[Records from a data collection]
-- BEGIN --
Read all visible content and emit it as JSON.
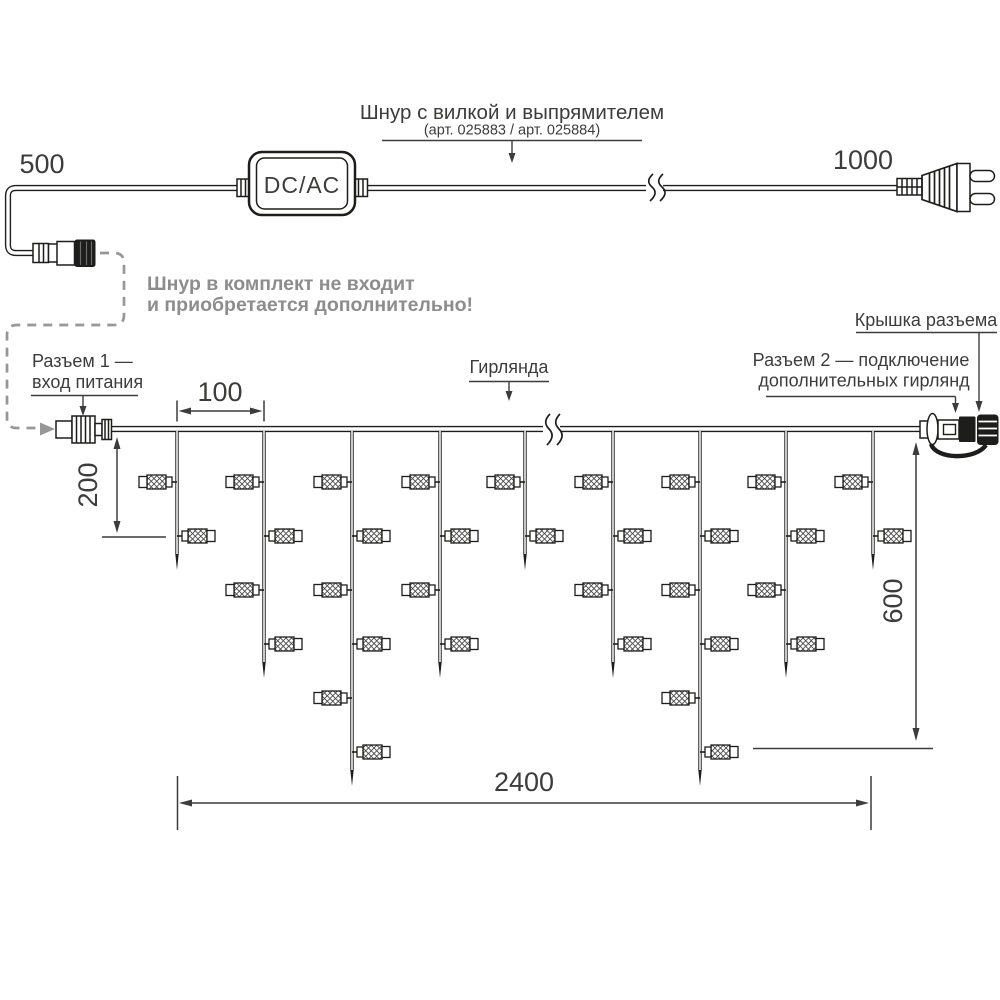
{
  "power_section": {
    "cord_label": "Шнур с вилкой и выпрямителем",
    "cord_sublabel": "(арт. 025883 / арт. 025884)",
    "dim_left": "500",
    "dim_right": "1000",
    "converter": "DC/AC",
    "note1": "Шнур в комплект не входит",
    "note2": "и приобретается дополнительно!"
  },
  "garland_section": {
    "garland_label": "Гирлянда",
    "connector1_line1": "Разъем 1 —",
    "connector1_line2": "вход питания",
    "connector2_line1": "Разъем 2 — подключение",
    "connector2_line2": "дополнительных гирлянд",
    "cap_label": "Крышка разъема",
    "dim_spacing": "100",
    "dim_short_drop": "200",
    "dim_long_drop": "600",
    "dim_total": "2400"
  },
  "structure": {
    "wire_y": 429,
    "strand_top_y": 431,
    "lamp_row_start_y": 482,
    "lamp_row_spacing": 54,
    "strand_xs": [
      177,
      264,
      352,
      440,
      525,
      613,
      700,
      786,
      873
    ],
    "strand_lamp_counts": [
      2,
      4,
      6,
      4,
      2,
      4,
      6,
      4,
      2
    ]
  },
  "colors": {
    "ink": "#1d1d1b",
    "label_text": "#3c3c3b",
    "gray": "#8d8d8d"
  }
}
-- END --
#### [EXERCISE TASK]
Check the data for the word "Шнур" and pull out the lines that have it.

#### [COMPLETED TASK]
    "cord_label": "Шнур с вилкой и выпрямителем",
    "note1": "Шнур в комплект не входит",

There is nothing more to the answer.